Short problem - Every entry below must appear again, exactly as written.

==== Dataset rows ====

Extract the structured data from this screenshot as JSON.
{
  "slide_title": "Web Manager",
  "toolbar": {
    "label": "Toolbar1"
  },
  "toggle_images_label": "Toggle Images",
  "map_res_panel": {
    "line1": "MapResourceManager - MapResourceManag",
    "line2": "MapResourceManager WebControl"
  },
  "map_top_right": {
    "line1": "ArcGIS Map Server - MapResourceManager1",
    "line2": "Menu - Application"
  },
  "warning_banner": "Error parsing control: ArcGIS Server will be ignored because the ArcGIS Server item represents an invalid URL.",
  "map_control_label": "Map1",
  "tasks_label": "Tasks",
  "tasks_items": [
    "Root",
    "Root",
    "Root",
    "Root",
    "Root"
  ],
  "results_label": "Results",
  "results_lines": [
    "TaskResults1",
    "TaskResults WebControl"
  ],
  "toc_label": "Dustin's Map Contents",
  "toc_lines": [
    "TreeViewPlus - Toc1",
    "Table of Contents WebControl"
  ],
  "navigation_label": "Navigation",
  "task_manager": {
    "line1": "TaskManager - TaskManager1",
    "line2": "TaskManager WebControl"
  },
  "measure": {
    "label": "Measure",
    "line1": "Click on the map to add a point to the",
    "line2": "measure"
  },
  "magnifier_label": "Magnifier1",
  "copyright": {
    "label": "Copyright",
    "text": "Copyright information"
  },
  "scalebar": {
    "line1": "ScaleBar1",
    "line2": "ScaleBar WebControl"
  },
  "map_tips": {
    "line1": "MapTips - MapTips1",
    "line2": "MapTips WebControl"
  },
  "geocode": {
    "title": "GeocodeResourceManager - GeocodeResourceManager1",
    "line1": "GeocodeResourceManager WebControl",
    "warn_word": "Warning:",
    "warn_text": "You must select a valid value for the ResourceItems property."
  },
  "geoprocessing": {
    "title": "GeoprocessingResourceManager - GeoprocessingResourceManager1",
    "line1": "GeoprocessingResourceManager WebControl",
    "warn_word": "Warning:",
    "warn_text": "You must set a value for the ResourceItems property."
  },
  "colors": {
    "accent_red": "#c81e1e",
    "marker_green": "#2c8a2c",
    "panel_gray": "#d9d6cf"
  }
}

====

Finished task -
Extract the structured data from this screenshot as JSON.
{
  "slide_title": "Web Manager",
  "toolbar": {
    "label": "Toolbar1"
  },
  "toggle_images_label": "Toggle Images",
  "map_res_panel": {
    "line1": "MapResourceManager - MapResourceManag",
    "line2": "MapResourceManager WebControl"
  },
  "map_top_right": {
    "line1": "ArcGIS Map Server - MapResourceManager1",
    "line2": "Menu - Application"
  },
  "warning_banner": "Error parsing control: ArcGIS Server will be ignored because the ArcGIS Server item represents an invalid URL.",
  "map_control_label": "Map1",
  "tasks_label": "Tasks",
  "tasks_items": [
    "Root",
    "Root",
    "Root",
    "Root",
    "Root"
  ],
  "results_label": "Results",
  "results_lines": [
    "TaskResults1",
    "TaskResults WebControl"
  ],
  "toc_label": "Dustin's Map Contents",
  "toc_lines": [
    "TreeViewPlus - Toc1",
    "Table of Contents WebControl"
  ],
  "navigation_label": "Navigation",
  "task_manager": {
    "line1": "TaskManager - TaskManager1",
    "line2": "TaskManager WebControl"
  },
  "measure": {
    "label": "Measure",
    "line1": "Click on the map to add a point to the",
    "line2": "measure"
  },
  "magnifier_label": "Magnifier1",
  "copyright": {
    "label": "Copyright",
    "text": "Copyright information"
  },
  "scalebar": {
    "line1": "ScaleBar1",
    "line2": "ScaleBar WebControl"
  },
  "map_tips": {
    "line1": "MapTips - MapTips1",
    "line2": "MapTips WebControl"
  },
  "geocode": {
    "title": "GeocodeResourceManager - GeocodeResourceManager1",
    "line1": "GeocodeResourceManager WebControl",
    "warn_word": "Warning:",
    "warn_text": "You must select a valid value for the ResourceItems property."
  },
  "geoprocessing": {
    "title": "GeoprocessingResourceManager - GeoprocessingResourceManager1",
    "line1": "GeoprocessingResourceManager WebControl",
    "warn_word": "Warning:",
    "warn_text": "You must set a value for the ResourceItems property."
  },
  "colors": {
    "accent_red": "#c81e1e",
    "marker_green": "#2c8a2c",
    "panel_gray": "#d9d6cf"
  }
}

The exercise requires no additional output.